-- BEGIN --
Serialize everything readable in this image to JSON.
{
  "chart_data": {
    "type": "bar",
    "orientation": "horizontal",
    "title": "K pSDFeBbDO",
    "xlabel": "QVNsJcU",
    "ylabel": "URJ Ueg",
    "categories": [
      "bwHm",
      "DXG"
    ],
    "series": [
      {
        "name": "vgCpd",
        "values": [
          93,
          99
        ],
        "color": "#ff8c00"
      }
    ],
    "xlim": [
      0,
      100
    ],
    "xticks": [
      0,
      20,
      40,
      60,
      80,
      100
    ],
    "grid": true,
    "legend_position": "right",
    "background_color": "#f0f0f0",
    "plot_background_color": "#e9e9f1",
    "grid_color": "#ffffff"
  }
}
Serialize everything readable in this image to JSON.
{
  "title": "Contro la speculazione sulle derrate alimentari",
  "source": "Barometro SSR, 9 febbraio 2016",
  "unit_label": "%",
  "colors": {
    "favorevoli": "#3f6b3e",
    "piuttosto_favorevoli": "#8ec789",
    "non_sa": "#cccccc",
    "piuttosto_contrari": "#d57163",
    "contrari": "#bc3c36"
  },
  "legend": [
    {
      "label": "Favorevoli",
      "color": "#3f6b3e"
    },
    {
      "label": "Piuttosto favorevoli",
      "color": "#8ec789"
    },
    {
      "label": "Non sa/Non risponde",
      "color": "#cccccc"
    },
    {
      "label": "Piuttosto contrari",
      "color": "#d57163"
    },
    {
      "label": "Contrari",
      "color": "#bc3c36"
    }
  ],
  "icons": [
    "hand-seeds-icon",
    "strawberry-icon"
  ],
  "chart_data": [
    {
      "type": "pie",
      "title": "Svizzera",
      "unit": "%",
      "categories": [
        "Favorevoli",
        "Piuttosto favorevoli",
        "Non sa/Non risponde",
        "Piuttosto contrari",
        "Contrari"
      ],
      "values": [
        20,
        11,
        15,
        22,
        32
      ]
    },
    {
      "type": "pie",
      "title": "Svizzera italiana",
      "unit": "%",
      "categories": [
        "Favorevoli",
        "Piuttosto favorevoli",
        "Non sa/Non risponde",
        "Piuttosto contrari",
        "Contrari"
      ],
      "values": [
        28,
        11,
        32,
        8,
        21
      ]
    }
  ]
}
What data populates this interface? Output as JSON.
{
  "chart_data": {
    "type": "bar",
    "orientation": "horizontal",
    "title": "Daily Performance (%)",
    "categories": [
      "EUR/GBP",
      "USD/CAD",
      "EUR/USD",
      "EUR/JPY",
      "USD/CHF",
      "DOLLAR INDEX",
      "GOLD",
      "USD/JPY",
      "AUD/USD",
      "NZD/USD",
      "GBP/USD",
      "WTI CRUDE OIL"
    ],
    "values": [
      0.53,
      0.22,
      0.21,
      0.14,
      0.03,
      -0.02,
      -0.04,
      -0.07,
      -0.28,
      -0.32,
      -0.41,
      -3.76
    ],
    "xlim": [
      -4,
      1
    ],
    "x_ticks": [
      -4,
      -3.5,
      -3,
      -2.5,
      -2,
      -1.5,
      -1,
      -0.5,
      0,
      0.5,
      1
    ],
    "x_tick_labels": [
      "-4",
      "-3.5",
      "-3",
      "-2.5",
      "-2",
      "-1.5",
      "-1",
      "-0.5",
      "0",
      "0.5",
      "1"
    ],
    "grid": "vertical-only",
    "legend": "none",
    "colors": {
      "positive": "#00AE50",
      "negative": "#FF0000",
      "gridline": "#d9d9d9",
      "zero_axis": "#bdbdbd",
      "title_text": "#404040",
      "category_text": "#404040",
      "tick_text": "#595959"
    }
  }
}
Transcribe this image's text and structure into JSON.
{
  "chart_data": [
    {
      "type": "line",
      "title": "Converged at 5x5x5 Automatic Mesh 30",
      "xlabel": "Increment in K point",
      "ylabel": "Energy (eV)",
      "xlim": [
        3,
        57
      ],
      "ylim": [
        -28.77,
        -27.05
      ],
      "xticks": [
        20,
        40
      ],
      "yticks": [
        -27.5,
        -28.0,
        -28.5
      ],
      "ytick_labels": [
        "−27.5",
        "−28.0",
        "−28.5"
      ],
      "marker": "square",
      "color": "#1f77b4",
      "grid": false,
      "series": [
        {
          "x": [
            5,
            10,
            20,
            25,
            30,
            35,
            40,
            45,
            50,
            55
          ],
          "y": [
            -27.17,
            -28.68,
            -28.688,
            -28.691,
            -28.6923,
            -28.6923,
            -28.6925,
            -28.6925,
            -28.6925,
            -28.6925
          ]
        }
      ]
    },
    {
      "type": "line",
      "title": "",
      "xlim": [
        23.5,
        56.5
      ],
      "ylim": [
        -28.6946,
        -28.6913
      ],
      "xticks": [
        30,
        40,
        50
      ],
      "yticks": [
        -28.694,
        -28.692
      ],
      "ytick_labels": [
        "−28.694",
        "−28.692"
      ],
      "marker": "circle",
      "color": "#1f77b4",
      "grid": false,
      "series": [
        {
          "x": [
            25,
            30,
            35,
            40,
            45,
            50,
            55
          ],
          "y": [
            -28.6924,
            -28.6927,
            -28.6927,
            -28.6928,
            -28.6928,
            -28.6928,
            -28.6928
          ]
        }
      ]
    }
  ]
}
-- END --
Using the listing above, show every line that includes the string "xlabel".

Written answer:
    "xlabel": "QVNsJcU",
      "xlabel": "Increment in K point",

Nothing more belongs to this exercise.